### DATA PROVIDED
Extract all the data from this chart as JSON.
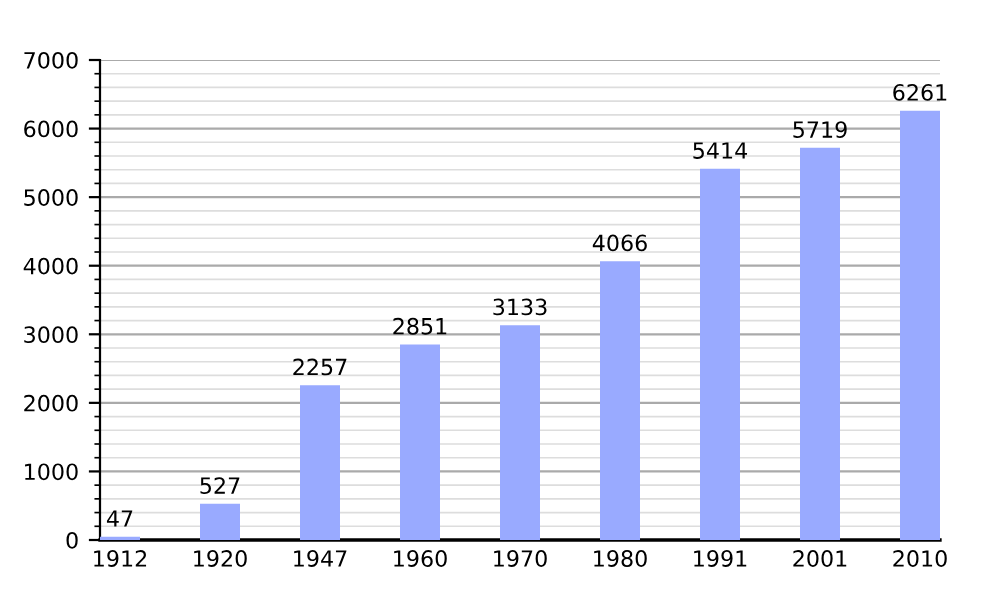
{
  "chart_data": {
    "type": "bar",
    "categories": [
      "1912",
      "1920",
      "1947",
      "1960",
      "1970",
      "1980",
      "1991",
      "2001",
      "2010"
    ],
    "values": [
      47,
      527,
      2257,
      2851,
      3133,
      4066,
      5414,
      5719,
      6261
    ],
    "color": "#99aaff",
    "ylim": [
      0,
      7000
    ],
    "yticks": [
      0,
      1000,
      2000,
      3000,
      4000,
      5000,
      6000,
      7000
    ],
    "grid": "y",
    "data_labels": true
  }
}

### TASK GOAL
Pictures stay out of the copy; please restate every record above exactly.

### CORRECT ANSWER
Extract all the data from this chart as JSON.
{
  "chart_data": {
    "type": "bar",
    "categories": [
      "1912",
      "1920",
      "1947",
      "1960",
      "1970",
      "1980",
      "1991",
      "2001",
      "2010"
    ],
    "values": [
      47,
      527,
      2257,
      2851,
      3133,
      4066,
      5414,
      5719,
      6261
    ],
    "color": "#99aaff",
    "ylim": [
      0,
      7000
    ],
    "yticks": [
      0,
      1000,
      2000,
      3000,
      4000,
      5000,
      6000,
      7000
    ],
    "grid": "y",
    "data_labels": true
  }
}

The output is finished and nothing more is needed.